* BEGIN *
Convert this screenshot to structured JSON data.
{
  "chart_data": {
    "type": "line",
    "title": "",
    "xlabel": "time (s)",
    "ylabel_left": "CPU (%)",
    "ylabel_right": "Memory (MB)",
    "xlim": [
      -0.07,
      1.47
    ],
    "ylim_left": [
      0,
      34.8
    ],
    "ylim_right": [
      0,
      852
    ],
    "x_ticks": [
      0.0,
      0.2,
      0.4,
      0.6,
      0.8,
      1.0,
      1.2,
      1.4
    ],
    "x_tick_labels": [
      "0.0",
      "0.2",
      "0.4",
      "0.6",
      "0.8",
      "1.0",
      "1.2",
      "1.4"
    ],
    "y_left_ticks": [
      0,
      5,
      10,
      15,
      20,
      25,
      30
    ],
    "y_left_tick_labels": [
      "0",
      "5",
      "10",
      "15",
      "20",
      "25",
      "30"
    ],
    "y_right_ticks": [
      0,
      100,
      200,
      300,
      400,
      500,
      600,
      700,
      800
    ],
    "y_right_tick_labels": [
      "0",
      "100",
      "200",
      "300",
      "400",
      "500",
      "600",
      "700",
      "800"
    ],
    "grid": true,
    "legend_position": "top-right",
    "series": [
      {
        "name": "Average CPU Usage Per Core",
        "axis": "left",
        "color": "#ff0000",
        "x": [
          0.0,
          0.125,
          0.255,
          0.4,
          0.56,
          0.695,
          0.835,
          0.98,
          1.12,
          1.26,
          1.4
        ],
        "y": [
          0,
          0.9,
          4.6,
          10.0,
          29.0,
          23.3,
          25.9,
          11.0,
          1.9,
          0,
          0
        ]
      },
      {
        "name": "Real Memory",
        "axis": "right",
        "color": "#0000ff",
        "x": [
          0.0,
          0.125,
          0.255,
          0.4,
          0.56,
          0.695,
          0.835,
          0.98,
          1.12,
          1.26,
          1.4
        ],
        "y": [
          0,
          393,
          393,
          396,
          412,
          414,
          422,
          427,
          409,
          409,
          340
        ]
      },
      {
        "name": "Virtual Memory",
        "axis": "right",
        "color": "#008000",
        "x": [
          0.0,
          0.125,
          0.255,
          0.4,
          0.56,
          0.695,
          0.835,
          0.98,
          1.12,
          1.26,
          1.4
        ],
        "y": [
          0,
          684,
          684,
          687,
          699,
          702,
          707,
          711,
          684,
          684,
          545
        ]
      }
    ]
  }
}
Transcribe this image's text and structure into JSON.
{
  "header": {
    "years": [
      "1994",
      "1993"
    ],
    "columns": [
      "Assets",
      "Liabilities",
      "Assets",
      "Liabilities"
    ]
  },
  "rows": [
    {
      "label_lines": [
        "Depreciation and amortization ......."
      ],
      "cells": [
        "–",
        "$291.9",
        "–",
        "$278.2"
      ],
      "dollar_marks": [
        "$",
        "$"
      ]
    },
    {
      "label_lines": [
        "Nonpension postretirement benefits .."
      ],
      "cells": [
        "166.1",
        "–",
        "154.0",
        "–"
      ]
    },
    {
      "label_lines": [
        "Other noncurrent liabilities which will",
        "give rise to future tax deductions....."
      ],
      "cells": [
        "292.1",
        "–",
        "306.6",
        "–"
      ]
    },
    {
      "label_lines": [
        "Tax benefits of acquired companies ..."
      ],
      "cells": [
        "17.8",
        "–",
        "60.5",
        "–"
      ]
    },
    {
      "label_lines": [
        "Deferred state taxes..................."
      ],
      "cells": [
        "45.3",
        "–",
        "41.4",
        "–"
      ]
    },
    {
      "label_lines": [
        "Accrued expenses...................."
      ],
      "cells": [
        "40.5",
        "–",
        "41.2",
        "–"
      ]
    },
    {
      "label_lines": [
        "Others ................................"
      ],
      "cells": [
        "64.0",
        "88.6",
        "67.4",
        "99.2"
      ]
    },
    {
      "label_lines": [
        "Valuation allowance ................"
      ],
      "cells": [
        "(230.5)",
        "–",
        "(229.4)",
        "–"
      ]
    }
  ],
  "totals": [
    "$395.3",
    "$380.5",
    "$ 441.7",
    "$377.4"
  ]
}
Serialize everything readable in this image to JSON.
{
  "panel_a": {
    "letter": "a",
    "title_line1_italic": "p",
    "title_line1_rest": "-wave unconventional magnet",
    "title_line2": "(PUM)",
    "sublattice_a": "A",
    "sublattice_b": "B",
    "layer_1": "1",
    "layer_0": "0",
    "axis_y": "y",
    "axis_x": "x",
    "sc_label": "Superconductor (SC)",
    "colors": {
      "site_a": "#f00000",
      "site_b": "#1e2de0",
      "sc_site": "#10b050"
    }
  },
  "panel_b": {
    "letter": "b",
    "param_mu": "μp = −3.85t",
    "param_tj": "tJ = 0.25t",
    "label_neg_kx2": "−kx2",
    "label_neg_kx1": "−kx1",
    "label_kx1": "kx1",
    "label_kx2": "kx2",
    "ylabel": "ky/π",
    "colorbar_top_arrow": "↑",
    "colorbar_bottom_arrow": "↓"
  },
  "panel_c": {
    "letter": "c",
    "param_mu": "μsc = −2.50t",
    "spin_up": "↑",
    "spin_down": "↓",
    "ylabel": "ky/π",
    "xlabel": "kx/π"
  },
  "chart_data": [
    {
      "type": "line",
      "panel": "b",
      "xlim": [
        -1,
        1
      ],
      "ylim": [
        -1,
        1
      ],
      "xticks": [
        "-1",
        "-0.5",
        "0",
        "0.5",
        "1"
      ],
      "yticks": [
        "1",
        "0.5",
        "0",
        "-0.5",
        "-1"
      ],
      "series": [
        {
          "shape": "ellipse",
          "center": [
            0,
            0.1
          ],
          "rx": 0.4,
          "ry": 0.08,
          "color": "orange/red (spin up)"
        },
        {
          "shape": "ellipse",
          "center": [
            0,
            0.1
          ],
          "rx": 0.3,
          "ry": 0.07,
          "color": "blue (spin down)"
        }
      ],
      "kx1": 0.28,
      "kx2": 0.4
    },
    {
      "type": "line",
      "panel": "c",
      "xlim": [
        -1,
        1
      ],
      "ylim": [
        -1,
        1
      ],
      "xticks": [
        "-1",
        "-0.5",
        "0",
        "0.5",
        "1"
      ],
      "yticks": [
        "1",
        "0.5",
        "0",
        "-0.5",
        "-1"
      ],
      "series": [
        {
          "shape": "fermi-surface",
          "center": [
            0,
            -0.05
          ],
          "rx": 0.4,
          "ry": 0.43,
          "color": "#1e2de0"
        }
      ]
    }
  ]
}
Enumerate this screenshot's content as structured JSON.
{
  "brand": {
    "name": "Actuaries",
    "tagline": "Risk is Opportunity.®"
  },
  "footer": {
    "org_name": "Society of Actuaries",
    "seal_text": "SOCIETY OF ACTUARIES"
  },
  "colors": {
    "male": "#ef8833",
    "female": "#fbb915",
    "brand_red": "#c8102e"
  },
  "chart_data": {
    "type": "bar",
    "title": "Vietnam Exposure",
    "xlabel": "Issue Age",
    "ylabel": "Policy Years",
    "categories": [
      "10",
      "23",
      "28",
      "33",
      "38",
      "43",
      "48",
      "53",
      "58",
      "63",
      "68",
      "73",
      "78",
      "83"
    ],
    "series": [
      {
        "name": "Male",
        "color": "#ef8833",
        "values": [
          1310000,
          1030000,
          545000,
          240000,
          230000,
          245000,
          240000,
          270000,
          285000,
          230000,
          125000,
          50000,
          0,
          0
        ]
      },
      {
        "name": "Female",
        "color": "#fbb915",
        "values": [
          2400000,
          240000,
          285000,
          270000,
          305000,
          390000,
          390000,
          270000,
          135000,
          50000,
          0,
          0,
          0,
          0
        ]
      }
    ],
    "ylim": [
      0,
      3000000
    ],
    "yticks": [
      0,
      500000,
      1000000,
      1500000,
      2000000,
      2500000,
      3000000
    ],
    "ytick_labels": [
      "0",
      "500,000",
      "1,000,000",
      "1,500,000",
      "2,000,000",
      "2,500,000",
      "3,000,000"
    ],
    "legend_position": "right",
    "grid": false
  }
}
* END *
_EXERCISE AIM_
Using the listing above, pick out each line that contains the word "structured", then copy it.

_OUTPUT OF THE EXERCISE_
Convert this screenshot to structured JSON data.
Enumerate this screenshot's content as structured JSON.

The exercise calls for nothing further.